=== Problem ===
Render the following material again verbatim, leaving nothing out.

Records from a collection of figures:
# # # #
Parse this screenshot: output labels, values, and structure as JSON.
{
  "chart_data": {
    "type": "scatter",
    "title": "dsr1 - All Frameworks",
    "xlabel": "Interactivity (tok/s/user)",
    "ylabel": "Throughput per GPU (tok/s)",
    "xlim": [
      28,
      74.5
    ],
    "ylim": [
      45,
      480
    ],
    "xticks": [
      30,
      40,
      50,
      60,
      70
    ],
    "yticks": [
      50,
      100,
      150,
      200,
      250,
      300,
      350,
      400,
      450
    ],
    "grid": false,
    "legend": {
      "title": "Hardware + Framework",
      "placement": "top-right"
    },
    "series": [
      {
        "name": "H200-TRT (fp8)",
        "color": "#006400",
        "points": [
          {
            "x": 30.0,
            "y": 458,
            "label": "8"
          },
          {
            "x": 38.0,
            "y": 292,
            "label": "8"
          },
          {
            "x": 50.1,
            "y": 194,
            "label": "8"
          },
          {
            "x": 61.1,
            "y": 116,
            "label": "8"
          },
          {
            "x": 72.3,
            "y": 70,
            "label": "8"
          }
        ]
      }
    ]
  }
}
# # # #
=== Result for this exercise ===
Parse this screenshot: output labels, values, and structure as JSON.
{
  "chart_data": {
    "type": "scatter",
    "title": "dsr1 - All Frameworks",
    "xlabel": "Interactivity (tok/s/user)",
    "ylabel": "Throughput per GPU (tok/s)",
    "xlim": [
      28,
      74.5
    ],
    "ylim": [
      45,
      480
    ],
    "xticks": [
      30,
      40,
      50,
      60,
      70
    ],
    "yticks": [
      50,
      100,
      150,
      200,
      250,
      300,
      350,
      400,
      450
    ],
    "grid": false,
    "legend": {
      "title": "Hardware + Framework",
      "placement": "top-right"
    },
    "series": [
      {
        "name": "H200-TRT (fp8)",
        "color": "#006400",
        "points": [
          {
            "x": 30.0,
            "y": 458,
            "label": "8"
          },
          {
            "x": 38.0,
            "y": 292,
            "label": "8"
          },
          {
            "x": 50.1,
            "y": 194,
            "label": "8"
          },
          {
            "x": 61.1,
            "y": 116,
            "label": "8"
          },
          {
            "x": 72.3,
            "y": 70,
            "label": "8"
          }
        ]
      }
    ]
  }
}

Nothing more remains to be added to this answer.